Give only the number of lines in the listing below where the string "pseudosphère" occurs.

━━━ RECORDS TO PROCESS ━━━

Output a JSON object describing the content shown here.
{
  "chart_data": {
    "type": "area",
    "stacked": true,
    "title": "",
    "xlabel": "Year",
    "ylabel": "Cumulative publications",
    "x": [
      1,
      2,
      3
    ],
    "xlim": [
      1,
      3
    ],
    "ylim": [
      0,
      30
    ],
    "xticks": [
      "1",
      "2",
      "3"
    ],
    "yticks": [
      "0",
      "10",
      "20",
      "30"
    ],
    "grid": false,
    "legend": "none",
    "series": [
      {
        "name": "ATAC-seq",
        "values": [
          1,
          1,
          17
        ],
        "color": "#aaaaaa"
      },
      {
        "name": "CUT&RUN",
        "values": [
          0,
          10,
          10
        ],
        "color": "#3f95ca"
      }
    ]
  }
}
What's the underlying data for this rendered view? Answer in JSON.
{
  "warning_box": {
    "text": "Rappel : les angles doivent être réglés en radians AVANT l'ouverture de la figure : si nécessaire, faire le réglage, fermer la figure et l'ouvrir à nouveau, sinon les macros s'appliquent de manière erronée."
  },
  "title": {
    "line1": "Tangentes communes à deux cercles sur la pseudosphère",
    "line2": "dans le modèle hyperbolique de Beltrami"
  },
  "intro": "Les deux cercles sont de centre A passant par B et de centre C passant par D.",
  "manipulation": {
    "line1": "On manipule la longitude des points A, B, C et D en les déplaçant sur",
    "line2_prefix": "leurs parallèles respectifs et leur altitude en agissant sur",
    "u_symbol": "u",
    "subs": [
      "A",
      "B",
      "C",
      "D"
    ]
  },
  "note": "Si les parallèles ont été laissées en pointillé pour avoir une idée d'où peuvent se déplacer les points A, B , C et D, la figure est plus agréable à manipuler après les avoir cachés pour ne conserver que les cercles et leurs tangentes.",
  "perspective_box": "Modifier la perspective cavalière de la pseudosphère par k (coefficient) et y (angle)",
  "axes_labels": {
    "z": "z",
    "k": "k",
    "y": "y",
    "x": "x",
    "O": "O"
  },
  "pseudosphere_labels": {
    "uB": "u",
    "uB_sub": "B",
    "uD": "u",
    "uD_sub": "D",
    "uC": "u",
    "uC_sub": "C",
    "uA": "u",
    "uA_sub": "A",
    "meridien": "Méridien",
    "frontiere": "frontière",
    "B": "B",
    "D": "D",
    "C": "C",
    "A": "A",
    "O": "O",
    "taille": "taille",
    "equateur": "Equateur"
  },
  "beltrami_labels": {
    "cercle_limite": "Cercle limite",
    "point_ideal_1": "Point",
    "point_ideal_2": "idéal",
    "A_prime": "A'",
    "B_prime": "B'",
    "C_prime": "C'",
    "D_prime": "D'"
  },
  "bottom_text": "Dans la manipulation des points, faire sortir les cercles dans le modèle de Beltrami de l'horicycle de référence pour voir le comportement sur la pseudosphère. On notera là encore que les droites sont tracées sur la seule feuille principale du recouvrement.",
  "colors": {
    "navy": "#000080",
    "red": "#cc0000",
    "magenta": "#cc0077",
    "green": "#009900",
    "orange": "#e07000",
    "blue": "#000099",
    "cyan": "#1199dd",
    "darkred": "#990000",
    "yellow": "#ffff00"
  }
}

━━━

== RESULT ==
3